**Exercise**
Gather every line that includes the word "except", please.

**Dataset excerpt**
• • • • • • •
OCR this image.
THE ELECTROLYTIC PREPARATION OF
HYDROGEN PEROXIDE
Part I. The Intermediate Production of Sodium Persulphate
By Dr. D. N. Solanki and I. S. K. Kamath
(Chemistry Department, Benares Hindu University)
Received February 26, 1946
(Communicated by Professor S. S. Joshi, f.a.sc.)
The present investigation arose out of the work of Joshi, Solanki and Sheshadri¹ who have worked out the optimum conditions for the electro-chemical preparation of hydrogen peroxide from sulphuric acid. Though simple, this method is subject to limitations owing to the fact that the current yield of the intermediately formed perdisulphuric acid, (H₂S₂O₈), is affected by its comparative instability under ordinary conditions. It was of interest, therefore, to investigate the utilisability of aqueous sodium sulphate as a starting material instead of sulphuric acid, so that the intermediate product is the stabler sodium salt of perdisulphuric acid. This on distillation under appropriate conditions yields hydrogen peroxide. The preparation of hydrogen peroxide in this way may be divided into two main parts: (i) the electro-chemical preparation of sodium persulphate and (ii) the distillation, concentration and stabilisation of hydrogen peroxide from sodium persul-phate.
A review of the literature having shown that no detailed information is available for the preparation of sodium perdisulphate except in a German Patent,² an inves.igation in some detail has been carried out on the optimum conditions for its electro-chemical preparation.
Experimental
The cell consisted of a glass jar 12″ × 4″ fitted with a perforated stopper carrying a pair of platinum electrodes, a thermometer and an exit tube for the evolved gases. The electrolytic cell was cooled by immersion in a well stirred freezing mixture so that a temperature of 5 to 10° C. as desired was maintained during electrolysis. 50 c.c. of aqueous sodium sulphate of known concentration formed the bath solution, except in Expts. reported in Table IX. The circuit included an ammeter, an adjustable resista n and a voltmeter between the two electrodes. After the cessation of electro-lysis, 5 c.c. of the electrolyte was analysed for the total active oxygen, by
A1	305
• • • • • • •
**Full solution**
A review of the literature having shown that no detailed information is available for the preparation of sodium perdisulphate except in a German Patent,² an inves.igation in some detail has been carried out on the optimum conditions for its electro-chemical preparation.
The cell consisted of a glass jar 12″ × 4″ fitted with a perforated stopper carrying a pair of platinum electrodes, a thermometer and an exit tube for the evolved gases. The electrolytic cell was cooled by immersion in a well stirred freezing mixture so that a temperature of 5 to 10° C. as desired was maintained during electrolysis. 50 c.c. of aqueous sodium sulphate of known concentration formed the bath solution, except in Expts. reported in Table IX. The circuit included an ammeter, an adjustable resista n and a voltmeter between the two electrodes. After the cessation of electro-lysis, 5 c.c. of the electrolyte was analysed for the total active oxygen, by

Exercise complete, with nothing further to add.